[Exercice]
Recopiez toutes les lignes ci-dessous en remplaçant « peak-label » par « value-label », sans rien changer d'autre.

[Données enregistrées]
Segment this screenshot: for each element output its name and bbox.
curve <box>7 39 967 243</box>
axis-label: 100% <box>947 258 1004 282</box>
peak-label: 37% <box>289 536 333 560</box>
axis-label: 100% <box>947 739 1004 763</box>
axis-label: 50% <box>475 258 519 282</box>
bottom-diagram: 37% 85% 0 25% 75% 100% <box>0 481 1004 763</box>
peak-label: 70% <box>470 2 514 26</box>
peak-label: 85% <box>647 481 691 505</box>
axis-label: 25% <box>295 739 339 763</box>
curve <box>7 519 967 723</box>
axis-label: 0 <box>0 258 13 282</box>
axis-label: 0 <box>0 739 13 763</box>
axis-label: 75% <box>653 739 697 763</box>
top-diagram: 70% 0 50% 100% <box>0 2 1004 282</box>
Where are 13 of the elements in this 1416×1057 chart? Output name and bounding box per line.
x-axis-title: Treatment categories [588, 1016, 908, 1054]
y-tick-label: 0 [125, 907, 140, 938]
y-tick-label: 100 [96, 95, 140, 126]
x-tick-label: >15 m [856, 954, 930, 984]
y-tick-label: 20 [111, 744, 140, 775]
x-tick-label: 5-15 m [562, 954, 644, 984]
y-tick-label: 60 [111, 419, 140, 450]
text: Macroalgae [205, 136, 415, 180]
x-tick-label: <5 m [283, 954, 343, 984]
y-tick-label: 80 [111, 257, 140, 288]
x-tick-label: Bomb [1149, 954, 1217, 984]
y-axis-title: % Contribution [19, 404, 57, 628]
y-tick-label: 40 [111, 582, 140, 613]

[Exercice corrigé]
Segment this screenshot: for each element output its name and bbox.
curve <box>7 39 967 243</box>
axis-label: 100% <box>947 258 1004 282</box>
value-label: 37% <box>289 536 333 560</box>
axis-label: 100% <box>947 739 1004 763</box>
axis-label: 50% <box>475 258 519 282</box>
bottom-diagram: 37% 85% 0 25% 75% 100% <box>0 481 1004 763</box>
value-label: 70% <box>470 2 514 26</box>
value-label: 85% <box>647 481 691 505</box>
axis-label: 25% <box>295 739 339 763</box>
curve <box>7 519 967 723</box>
axis-label: 0 <box>0 258 13 282</box>
axis-label: 0 <box>0 739 13 763</box>
axis-label: 75% <box>653 739 697 763</box>
top-diagram: 70% 0 50% 100% <box>0 2 1004 282</box>
Where are 13 of the elements in this 1416×1057 chart? Output name and bounding box per line.
x-axis-title: Treatment categories [588, 1016, 908, 1054]
y-tick-label: 0 [125, 907, 140, 938]
y-tick-label: 100 [96, 95, 140, 126]
x-tick-label: >15 m [856, 954, 930, 984]
y-tick-label: 20 [111, 744, 140, 775]
x-tick-label: 5-15 m [562, 954, 644, 984]
y-tick-label: 60 [111, 419, 140, 450]
text: Macroalgae [205, 136, 415, 180]
x-tick-label: <5 m [283, 954, 343, 984]
y-tick-label: 80 [111, 257, 140, 288]
x-tick-label: Bomb [1149, 954, 1217, 984]
y-axis-title: % Contribution [19, 404, 57, 628]
y-tick-label: 40 [111, 582, 140, 613]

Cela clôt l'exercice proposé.